# [Given exercise]
From the entries that follow, gather each line holding the word "Wälder".

[Figure content listings]
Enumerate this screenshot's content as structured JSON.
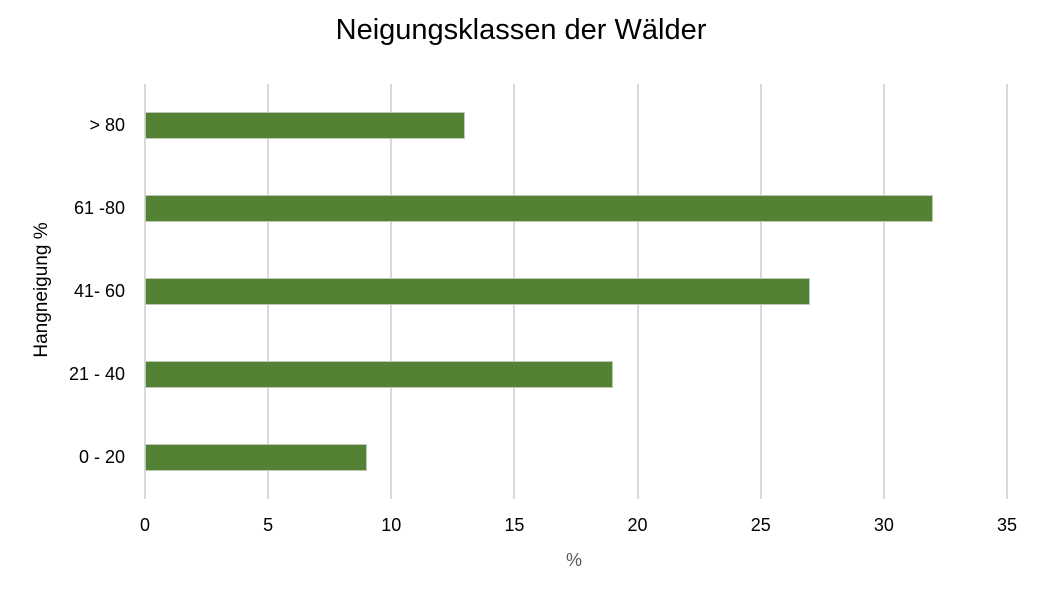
{
  "chart_data": {
    "type": "bar",
    "orientation": "horizontal",
    "title": "Neigungsklassen der Wälder",
    "xlabel": "%",
    "ylabel": "Hangneigung %",
    "categories": [
      "0 - 20",
      "21 - 40",
      "41- 60",
      "61 -80",
      "> 80"
    ],
    "values": [
      9,
      19,
      27,
      32,
      13
    ],
    "xlim": [
      0,
      35
    ],
    "xticks": [
      0,
      5,
      10,
      15,
      20,
      25,
      30,
      35
    ],
    "grid": "vertical",
    "legend": "none",
    "bar_color": "#548235"
  },
  "title": "Neigungsklassen der Wälder",
  "xaxis": {
    "label": "%",
    "ticks": [
      "0",
      "5",
      "10",
      "15",
      "20",
      "25",
      "30",
      "35"
    ]
  },
  "yaxis": {
    "label": "Hangneigung %",
    "categories_top_to_bottom": [
      "> 80",
      "61 -80",
      "41- 60",
      "21 - 40",
      "0 - 20"
    ]
  }
}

# [Worked answer]
    "title": "Neigungsklassen der Wälder",
  "title": "Neigungsklassen der Wälder",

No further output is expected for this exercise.